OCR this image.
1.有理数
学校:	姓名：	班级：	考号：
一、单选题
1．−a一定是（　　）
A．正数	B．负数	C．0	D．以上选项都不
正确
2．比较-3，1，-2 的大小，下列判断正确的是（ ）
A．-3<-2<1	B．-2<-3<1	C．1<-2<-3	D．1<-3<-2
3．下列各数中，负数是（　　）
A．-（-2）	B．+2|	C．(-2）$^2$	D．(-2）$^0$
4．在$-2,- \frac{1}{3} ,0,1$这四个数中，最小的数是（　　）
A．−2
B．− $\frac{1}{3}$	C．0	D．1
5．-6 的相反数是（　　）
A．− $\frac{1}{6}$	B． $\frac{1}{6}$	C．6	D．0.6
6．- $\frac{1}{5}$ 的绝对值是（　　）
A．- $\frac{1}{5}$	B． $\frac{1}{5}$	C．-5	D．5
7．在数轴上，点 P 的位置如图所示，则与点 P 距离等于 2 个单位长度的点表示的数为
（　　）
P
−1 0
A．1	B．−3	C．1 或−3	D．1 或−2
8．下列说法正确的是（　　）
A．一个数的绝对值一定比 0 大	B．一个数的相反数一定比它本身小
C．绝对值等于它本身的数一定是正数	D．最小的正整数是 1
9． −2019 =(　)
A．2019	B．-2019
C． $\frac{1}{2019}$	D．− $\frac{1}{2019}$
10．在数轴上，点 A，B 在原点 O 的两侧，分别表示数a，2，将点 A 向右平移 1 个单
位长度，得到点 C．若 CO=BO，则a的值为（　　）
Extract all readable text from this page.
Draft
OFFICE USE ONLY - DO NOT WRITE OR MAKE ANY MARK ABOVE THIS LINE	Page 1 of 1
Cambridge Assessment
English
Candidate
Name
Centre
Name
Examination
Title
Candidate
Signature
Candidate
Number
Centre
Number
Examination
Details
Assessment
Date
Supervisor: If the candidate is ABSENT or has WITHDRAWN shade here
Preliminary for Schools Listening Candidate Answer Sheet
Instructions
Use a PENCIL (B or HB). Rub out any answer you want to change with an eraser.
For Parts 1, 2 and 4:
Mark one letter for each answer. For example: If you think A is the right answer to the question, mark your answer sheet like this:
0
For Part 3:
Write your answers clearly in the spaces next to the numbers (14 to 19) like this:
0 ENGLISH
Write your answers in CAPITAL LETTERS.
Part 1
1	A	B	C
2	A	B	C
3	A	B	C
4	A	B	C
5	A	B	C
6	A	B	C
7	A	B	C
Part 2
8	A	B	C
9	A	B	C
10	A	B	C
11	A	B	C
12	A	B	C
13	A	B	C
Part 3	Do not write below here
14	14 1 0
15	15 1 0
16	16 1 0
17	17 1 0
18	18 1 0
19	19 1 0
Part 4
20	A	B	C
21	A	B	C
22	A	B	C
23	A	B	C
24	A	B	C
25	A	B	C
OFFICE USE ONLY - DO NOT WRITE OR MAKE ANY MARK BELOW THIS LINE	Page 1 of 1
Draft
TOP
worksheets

************

* _What this task involves_: Gather from the entries above all lines that include the string "like".

* _Expected answer_:
Mark one letter for each answer. For example: If you think A is the right answer to the question, mark your answer sheet like this:
Write your answers clearly in the spaces next to the numbers (14 to 19) like this:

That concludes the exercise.